• _EXERCISE TASK_: Can you print every record below exactly as written?

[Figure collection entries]

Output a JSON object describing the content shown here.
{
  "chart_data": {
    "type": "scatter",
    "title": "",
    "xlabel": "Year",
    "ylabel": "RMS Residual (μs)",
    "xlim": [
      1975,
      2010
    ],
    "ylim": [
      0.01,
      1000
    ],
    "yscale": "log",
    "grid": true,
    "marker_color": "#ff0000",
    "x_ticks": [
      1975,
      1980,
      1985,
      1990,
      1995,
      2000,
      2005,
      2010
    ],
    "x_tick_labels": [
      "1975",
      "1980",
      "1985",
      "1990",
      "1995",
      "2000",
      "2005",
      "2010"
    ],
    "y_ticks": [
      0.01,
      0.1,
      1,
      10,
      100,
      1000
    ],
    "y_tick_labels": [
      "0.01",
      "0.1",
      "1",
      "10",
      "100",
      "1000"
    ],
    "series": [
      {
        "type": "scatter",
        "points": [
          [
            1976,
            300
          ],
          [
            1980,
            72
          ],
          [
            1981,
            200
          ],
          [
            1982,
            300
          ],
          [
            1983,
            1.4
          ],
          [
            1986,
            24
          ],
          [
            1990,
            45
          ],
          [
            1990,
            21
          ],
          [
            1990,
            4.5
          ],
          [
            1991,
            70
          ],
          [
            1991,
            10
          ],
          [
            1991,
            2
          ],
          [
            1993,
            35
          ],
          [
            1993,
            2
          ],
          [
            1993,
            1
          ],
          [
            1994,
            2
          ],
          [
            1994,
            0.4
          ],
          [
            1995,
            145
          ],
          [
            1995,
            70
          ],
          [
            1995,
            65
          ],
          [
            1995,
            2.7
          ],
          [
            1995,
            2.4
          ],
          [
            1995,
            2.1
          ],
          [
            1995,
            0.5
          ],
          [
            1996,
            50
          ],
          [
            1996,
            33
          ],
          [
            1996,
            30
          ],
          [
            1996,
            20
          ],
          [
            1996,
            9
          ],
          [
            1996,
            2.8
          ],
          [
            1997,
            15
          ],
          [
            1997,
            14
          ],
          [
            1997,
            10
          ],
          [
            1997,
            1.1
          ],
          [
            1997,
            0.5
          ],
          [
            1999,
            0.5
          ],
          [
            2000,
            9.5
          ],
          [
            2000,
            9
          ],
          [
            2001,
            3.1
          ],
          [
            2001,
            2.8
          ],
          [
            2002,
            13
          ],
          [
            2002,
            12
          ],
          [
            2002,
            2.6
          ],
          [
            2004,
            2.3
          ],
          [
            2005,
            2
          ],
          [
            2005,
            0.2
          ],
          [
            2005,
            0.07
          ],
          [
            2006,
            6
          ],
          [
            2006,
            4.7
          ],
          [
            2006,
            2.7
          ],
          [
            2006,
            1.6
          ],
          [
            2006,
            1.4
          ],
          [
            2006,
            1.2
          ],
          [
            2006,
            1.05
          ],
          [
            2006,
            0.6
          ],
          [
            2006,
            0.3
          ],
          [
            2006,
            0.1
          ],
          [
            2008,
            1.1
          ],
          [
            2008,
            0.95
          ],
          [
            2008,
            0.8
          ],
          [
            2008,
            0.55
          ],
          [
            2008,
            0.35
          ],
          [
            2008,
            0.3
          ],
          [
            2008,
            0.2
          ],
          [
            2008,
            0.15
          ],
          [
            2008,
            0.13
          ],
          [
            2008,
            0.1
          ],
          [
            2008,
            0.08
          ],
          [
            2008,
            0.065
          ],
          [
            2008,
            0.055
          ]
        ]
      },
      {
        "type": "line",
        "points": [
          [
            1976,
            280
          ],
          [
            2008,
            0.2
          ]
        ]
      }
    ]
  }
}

• _TASK OUTPUT_:
Output a JSON object describing the content shown here.
{
  "chart_data": {
    "type": "scatter",
    "title": "",
    "xlabel": "Year",
    "ylabel": "RMS Residual (μs)",
    "xlim": [
      1975,
      2010
    ],
    "ylim": [
      0.01,
      1000
    ],
    "yscale": "log",
    "grid": true,
    "marker_color": "#ff0000",
    "x_ticks": [
      1975,
      1980,
      1985,
      1990,
      1995,
      2000,
      2005,
      2010
    ],
    "x_tick_labels": [
      "1975",
      "1980",
      "1985",
      "1990",
      "1995",
      "2000",
      "2005",
      "2010"
    ],
    "y_ticks": [
      0.01,
      0.1,
      1,
      10,
      100,
      1000
    ],
    "y_tick_labels": [
      "0.01",
      "0.1",
      "1",
      "10",
      "100",
      "1000"
    ],
    "series": [
      {
        "type": "scatter",
        "points": [
          [
            1976,
            300
          ],
          [
            1980,
            72
          ],
          [
            1981,
            200
          ],
          [
            1982,
            300
          ],
          [
            1983,
            1.4
          ],
          [
            1986,
            24
          ],
          [
            1990,
            45
          ],
          [
            1990,
            21
          ],
          [
            1990,
            4.5
          ],
          [
            1991,
            70
          ],
          [
            1991,
            10
          ],
          [
            1991,
            2
          ],
          [
            1993,
            35
          ],
          [
            1993,
            2
          ],
          [
            1993,
            1
          ],
          [
            1994,
            2
          ],
          [
            1994,
            0.4
          ],
          [
            1995,
            145
          ],
          [
            1995,
            70
          ],
          [
            1995,
            65
          ],
          [
            1995,
            2.7
          ],
          [
            1995,
            2.4
          ],
          [
            1995,
            2.1
          ],
          [
            1995,
            0.5
          ],
          [
            1996,
            50
          ],
          [
            1996,
            33
          ],
          [
            1996,
            30
          ],
          [
            1996,
            20
          ],
          [
            1996,
            9
          ],
          [
            1996,
            2.8
          ],
          [
            1997,
            15
          ],
          [
            1997,
            14
          ],
          [
            1997,
            10
          ],
          [
            1997,
            1.1
          ],
          [
            1997,
            0.5
          ],
          [
            1999,
            0.5
          ],
          [
            2000,
            9.5
          ],
          [
            2000,
            9
          ],
          [
            2001,
            3.1
          ],
          [
            2001,
            2.8
          ],
          [
            2002,
            13
          ],
          [
            2002,
            12
          ],
          [
            2002,
            2.6
          ],
          [
            2004,
            2.3
          ],
          [
            2005,
            2
          ],
          [
            2005,
            0.2
          ],
          [
            2005,
            0.07
          ],
          [
            2006,
            6
          ],
          [
            2006,
            4.7
          ],
          [
            2006,
            2.7
          ],
          [
            2006,
            1.6
          ],
          [
            2006,
            1.4
          ],
          [
            2006,
            1.2
          ],
          [
            2006,
            1.05
          ],
          [
            2006,
            0.6
          ],
          [
            2006,
            0.3
          ],
          [
            2006,
            0.1
          ],
          [
            2008,
            1.1
          ],
          [
            2008,
            0.95
          ],
          [
            2008,
            0.8
          ],
          [
            2008,
            0.55
          ],
          [
            2008,
            0.35
          ],
          [
            2008,
            0.3
          ],
          [
            2008,
            0.2
          ],
          [
            2008,
            0.15
          ],
          [
            2008,
            0.13
          ],
          [
            2008,
            0.1
          ],
          [
            2008,
            0.08
          ],
          [
            2008,
            0.065
          ],
          [
            2008,
            0.055
          ]
        ]
      },
      {
        "type": "line",
        "points": [
          [
            1976,
            280
          ],
          [
            2008,
            0.2
          ]
        ]
      }
    ]
  }
}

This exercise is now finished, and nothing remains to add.